→ **PROBLEM**
Repeat, exactly and completely, the material that follows. Omit the pictures.
═══
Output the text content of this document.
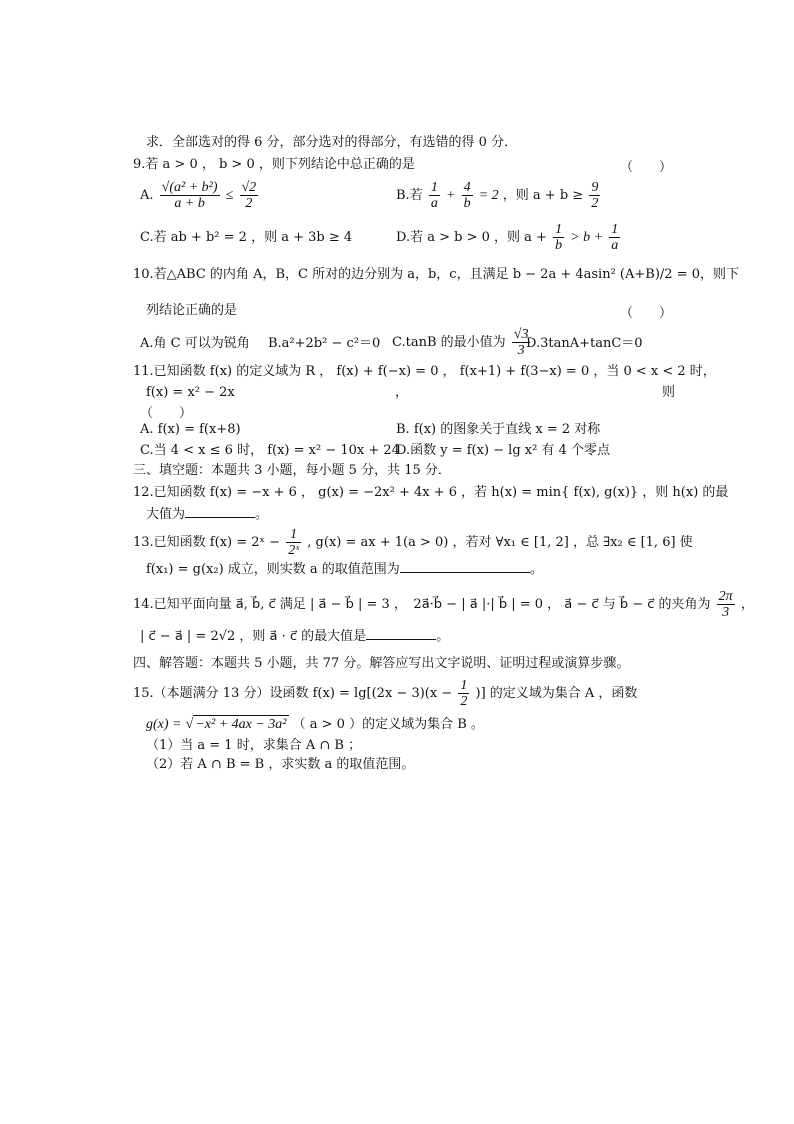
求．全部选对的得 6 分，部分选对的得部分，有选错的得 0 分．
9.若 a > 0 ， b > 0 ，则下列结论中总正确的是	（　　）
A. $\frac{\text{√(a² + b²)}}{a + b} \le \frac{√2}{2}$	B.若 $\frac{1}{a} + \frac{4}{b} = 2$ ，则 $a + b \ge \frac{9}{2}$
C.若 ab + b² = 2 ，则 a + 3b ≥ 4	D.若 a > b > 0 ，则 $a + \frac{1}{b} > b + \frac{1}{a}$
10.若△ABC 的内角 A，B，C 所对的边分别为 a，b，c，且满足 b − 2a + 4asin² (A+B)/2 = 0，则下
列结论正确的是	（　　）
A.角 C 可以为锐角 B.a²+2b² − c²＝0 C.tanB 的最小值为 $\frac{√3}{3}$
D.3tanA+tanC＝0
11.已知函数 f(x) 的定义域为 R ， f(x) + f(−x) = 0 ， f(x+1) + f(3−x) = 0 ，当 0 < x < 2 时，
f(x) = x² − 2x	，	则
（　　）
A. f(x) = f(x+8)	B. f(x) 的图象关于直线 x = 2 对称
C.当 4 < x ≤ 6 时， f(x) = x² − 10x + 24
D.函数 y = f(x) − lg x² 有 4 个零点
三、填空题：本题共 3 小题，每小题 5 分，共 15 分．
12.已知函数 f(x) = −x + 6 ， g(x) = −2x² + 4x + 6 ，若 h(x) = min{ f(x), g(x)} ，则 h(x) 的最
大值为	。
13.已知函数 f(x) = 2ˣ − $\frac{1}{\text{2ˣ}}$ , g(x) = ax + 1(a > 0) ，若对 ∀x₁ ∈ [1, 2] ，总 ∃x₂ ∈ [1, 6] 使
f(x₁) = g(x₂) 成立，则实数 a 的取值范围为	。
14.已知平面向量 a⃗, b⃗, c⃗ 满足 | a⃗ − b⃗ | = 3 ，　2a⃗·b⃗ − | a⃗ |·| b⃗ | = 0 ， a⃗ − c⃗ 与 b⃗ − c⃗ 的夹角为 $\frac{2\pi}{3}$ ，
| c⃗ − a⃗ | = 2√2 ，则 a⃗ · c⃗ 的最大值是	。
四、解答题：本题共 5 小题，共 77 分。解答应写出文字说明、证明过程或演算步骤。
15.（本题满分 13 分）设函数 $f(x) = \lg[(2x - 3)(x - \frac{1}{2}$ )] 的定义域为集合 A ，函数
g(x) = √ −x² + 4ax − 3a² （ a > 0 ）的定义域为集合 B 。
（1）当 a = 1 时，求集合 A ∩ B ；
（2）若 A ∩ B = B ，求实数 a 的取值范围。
═══
→ **RESPONSE TO THIS EXERCISE**
Output the text content of this document.
求．全部选对的得 6 分，部分选对的得部分，有选错的得 0 分．
9.若 a > 0 ， b > 0 ，则下列结论中总正确的是	（　　）
A. $\frac{\text{√(a² + b²)}}{a + b} \le \frac{√2}{2}$	B.若 $\frac{1}{a} + \frac{4}{b} = 2$ ，则 $a + b \ge \frac{9}{2}$
C.若 ab + b² = 2 ，则 a + 3b ≥ 4	D.若 a > b > 0 ，则 $a + \frac{1}{b} > b + \frac{1}{a}$
10.若△ABC 的内角 A，B，C 所对的边分别为 a，b，c，且满足 b − 2a + 4asin² (A+B)/2 = 0，则下
列结论正确的是	（　　）
A.角 C 可以为锐角 B.a²+2b² − c²＝0 C.tanB 的最小值为 $\frac{√3}{3}$
D.3tanA+tanC＝0
11.已知函数 f(x) 的定义域为 R ， f(x) + f(−x) = 0 ， f(x+1) + f(3−x) = 0 ，当 0 < x < 2 时，
f(x) = x² − 2x	，	则
（　　）
A. f(x) = f(x+8)	B. f(x) 的图象关于直线 x = 2 对称
C.当 4 < x ≤ 6 时， f(x) = x² − 10x + 24
D.函数 y = f(x) − lg x² 有 4 个零点
三、填空题：本题共 3 小题，每小题 5 分，共 15 分．
12.已知函数 f(x) = −x + 6 ， g(x) = −2x² + 4x + 6 ，若 h(x) = min{ f(x), g(x)} ，则 h(x) 的最
大值为	。
13.已知函数 f(x) = 2ˣ − $\frac{1}{\text{2ˣ}}$ , g(x) = ax + 1(a > 0) ，若对 ∀x₁ ∈ [1, 2] ，总 ∃x₂ ∈ [1, 6] 使
f(x₁) = g(x₂) 成立，则实数 a 的取值范围为	。
14.已知平面向量 a⃗, b⃗, c⃗ 满足 | a⃗ − b⃗ | = 3 ，　2a⃗·b⃗ − | a⃗ |·| b⃗ | = 0 ， a⃗ − c⃗ 与 b⃗ − c⃗ 的夹角为 $\frac{2\pi}{3}$ ，
| c⃗ − a⃗ | = 2√2 ，则 a⃗ · c⃗ 的最大值是	。
四、解答题：本题共 5 小题，共 77 分。解答应写出文字说明、证明过程或演算步骤。
15.（本题满分 13 分）设函数 $f(x) = \lg[(2x - 3)(x - \frac{1}{2}$ )] 的定义域为集合 A ，函数
g(x) = √ −x² + 4ax − 3a² （ a > 0 ）的定义域为集合 B 。
（1）当 a = 1 时，求集合 A ∩ B ；
（2）若 A ∩ B = B ，求实数 a 的取值范围。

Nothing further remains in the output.